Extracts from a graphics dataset
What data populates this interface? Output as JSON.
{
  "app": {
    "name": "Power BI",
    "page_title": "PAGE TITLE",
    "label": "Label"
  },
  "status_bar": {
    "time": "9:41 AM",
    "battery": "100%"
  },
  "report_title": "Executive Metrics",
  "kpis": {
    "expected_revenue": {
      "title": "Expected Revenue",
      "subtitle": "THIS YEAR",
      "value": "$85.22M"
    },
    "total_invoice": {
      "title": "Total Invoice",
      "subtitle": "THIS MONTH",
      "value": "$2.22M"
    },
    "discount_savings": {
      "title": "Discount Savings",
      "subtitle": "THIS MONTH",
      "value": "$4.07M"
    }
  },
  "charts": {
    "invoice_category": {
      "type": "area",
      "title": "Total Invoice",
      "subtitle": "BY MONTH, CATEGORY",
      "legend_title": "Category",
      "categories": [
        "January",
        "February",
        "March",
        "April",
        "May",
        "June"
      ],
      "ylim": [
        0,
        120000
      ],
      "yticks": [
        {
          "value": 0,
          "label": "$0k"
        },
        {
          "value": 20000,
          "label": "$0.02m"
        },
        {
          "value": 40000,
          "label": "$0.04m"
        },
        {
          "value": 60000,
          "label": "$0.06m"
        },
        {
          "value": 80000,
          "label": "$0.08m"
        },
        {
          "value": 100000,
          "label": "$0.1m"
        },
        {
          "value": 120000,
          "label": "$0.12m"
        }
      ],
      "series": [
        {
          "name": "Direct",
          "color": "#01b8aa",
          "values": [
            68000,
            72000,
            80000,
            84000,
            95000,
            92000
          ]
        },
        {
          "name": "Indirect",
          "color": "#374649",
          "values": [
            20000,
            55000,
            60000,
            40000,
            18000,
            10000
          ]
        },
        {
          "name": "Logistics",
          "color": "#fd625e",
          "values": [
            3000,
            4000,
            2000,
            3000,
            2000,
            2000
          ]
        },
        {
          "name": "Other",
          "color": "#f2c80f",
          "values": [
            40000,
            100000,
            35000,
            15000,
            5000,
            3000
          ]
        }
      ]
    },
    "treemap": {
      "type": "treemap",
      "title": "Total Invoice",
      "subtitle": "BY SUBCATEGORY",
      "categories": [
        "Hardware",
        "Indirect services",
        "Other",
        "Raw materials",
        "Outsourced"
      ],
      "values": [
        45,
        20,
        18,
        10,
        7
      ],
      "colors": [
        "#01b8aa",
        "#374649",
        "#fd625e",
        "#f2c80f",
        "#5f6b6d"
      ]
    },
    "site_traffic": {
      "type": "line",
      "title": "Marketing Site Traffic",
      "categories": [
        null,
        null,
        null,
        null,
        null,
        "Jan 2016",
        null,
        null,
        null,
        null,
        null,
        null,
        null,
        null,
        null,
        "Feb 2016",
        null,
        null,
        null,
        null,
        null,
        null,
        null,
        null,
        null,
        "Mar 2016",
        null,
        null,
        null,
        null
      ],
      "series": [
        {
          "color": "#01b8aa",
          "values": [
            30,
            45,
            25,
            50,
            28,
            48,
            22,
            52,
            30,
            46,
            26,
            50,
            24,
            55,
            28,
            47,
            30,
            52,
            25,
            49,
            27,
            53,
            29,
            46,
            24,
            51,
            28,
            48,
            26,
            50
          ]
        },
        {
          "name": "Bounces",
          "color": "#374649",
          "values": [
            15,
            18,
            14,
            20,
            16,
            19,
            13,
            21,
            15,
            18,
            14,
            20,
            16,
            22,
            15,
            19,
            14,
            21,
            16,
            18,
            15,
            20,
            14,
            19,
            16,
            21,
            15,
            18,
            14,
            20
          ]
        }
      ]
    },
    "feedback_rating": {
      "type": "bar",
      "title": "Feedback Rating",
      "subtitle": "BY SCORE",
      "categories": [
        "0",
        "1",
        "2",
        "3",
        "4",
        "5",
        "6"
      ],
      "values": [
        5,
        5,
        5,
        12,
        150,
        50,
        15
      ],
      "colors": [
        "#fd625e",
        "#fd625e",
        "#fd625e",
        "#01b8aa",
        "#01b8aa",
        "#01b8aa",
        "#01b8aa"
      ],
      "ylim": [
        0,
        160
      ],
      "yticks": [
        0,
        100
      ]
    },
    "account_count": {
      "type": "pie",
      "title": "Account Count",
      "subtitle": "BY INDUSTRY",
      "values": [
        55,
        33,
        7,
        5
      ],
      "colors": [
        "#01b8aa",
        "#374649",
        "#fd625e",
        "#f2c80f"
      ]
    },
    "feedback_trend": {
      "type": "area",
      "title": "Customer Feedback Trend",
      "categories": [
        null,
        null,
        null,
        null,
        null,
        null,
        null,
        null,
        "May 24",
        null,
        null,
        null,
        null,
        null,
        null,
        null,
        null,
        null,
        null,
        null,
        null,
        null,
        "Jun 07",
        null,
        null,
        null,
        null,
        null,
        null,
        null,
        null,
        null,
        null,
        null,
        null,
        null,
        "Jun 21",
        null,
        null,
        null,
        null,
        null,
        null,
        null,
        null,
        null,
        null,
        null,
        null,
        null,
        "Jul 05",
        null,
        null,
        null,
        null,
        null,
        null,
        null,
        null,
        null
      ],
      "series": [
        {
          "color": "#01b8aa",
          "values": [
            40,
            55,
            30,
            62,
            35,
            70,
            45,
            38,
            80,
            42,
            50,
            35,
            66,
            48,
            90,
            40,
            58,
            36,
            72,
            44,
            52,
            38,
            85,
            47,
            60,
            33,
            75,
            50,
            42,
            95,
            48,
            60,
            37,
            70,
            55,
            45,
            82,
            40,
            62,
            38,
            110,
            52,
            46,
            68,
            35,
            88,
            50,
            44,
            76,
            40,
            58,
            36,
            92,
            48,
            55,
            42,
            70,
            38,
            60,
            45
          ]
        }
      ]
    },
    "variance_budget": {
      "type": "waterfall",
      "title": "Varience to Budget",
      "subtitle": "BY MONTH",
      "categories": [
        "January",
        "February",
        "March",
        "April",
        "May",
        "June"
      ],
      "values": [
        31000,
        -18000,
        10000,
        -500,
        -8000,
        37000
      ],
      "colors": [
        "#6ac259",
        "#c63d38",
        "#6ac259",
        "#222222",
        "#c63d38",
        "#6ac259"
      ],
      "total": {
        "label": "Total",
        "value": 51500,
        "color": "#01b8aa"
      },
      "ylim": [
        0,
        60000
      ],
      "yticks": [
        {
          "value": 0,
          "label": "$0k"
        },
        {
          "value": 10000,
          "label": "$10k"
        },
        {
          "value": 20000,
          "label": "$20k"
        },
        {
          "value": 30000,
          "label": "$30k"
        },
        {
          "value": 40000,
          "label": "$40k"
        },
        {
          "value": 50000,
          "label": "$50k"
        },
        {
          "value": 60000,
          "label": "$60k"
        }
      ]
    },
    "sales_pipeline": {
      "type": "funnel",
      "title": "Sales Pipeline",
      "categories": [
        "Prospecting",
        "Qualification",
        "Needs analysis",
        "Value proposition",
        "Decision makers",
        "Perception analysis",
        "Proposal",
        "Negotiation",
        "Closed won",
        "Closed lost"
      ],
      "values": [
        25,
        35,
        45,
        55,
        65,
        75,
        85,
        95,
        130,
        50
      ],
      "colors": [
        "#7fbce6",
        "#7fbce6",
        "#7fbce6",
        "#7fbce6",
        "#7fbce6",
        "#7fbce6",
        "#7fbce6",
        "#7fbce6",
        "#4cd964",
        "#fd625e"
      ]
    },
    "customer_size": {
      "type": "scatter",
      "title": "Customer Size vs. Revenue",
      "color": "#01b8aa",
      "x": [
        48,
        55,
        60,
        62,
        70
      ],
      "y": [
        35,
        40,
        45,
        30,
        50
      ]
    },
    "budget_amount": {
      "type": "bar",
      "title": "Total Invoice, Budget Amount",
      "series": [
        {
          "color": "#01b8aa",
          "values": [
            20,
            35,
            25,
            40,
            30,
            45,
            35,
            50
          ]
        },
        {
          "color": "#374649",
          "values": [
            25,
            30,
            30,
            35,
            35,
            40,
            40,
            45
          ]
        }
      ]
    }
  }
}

> [Description of the task]: What number of lines in the records contain the word "subtitle"? Answer with that number alone.

> [Written answer]: 8